Requirement
Filter these entries, keeping only lines that hold the word "Weather".

Input records
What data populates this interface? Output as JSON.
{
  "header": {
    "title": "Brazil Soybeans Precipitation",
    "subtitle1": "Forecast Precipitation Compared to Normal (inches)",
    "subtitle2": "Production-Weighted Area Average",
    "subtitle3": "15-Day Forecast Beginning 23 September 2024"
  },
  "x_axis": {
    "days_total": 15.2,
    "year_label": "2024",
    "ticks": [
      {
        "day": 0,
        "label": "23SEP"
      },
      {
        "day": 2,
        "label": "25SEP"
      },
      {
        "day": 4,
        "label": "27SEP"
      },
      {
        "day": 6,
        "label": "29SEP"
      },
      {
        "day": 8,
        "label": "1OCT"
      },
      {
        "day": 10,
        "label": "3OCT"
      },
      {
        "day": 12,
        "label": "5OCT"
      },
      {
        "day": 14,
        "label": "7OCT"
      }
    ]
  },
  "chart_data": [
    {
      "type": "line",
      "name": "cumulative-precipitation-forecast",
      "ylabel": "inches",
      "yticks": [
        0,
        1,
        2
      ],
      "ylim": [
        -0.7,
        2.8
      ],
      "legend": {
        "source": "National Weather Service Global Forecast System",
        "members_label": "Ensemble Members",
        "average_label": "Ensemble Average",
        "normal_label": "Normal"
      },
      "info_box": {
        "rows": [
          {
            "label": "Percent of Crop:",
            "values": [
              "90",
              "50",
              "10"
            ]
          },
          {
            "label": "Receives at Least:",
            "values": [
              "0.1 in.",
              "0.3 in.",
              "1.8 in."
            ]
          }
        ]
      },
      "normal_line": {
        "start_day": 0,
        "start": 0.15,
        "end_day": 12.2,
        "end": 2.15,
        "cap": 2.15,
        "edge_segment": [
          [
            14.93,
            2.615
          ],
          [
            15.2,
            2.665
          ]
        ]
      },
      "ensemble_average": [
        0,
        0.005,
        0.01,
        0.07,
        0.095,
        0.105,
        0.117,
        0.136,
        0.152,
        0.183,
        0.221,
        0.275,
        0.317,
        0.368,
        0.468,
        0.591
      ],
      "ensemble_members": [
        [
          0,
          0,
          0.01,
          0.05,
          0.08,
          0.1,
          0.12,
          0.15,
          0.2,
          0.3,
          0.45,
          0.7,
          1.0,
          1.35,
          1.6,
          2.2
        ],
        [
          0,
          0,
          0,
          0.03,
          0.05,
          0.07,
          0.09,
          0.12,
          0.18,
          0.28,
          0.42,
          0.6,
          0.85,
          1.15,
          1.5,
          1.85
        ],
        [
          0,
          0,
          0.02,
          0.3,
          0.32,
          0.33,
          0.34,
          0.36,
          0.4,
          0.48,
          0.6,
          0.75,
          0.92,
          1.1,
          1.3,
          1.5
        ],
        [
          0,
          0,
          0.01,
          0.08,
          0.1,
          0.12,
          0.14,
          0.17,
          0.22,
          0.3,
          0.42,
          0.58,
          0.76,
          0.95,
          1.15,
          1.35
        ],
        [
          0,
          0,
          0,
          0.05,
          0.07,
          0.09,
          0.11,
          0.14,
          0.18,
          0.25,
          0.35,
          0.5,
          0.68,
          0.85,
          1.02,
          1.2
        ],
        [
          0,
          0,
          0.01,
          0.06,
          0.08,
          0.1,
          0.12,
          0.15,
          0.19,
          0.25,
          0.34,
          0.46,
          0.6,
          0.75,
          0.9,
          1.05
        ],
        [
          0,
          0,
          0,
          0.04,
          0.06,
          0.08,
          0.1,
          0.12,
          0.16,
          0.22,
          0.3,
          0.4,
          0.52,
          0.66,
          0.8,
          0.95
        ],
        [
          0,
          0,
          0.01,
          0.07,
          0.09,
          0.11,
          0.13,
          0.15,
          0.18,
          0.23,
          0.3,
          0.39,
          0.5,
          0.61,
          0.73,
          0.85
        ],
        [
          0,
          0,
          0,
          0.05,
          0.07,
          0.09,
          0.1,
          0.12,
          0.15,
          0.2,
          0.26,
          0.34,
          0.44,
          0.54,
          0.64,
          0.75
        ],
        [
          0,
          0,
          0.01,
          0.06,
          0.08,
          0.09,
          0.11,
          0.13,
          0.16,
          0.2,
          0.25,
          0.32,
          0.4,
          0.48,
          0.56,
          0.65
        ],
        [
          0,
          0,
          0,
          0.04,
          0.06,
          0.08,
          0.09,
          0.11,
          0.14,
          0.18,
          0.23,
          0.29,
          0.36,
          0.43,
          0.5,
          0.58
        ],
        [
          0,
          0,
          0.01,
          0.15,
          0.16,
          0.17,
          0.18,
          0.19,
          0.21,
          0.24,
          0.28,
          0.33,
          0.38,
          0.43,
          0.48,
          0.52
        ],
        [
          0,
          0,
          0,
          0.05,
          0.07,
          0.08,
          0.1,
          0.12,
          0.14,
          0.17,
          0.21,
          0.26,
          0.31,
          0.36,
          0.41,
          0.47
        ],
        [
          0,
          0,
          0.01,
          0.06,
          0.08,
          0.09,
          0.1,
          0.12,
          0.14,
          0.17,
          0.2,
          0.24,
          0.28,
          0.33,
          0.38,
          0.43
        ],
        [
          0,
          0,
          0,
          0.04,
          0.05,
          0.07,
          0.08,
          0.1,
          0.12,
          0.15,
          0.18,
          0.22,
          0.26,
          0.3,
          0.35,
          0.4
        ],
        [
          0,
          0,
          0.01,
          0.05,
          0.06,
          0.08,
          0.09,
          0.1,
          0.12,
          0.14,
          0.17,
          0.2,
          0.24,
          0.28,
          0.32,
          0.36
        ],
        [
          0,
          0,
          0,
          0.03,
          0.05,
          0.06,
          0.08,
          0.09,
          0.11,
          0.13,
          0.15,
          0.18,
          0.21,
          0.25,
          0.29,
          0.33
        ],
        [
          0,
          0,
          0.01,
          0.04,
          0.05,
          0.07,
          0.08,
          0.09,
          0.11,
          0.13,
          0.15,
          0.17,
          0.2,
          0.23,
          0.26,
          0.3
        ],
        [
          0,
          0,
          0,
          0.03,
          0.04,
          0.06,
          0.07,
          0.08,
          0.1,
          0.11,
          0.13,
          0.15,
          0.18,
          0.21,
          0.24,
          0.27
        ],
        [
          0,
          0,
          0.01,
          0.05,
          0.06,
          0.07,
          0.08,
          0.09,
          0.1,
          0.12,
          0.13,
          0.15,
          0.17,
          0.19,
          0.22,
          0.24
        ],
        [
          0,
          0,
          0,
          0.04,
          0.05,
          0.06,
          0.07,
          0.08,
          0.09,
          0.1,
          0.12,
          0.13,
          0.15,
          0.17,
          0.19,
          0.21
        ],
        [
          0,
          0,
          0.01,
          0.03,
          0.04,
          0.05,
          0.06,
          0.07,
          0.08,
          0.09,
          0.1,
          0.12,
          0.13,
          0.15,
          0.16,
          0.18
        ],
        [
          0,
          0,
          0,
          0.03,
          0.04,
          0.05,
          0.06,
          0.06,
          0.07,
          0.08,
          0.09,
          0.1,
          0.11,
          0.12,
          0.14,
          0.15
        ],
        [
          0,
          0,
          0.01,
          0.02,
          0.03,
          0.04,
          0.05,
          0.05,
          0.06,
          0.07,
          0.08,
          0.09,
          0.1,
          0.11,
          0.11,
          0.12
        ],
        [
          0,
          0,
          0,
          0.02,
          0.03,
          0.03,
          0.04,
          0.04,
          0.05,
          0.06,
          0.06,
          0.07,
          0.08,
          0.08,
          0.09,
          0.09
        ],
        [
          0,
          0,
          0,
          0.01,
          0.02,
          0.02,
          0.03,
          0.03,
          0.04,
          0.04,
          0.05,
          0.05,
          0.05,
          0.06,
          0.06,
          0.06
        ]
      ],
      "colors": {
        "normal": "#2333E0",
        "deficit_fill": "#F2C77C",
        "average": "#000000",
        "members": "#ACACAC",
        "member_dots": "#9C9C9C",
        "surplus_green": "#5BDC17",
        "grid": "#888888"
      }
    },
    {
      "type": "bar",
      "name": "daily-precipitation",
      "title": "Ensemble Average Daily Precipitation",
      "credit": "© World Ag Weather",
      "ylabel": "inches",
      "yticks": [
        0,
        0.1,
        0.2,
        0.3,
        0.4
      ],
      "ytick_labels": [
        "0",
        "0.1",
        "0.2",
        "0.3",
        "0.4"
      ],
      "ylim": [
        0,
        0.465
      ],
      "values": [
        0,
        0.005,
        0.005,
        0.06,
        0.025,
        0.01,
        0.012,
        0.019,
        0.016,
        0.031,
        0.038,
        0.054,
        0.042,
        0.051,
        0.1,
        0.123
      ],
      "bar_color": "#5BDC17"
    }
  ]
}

Written solution
        "source": "National Weather Service Global Forecast System",
      "credit": "© World Ag Weather",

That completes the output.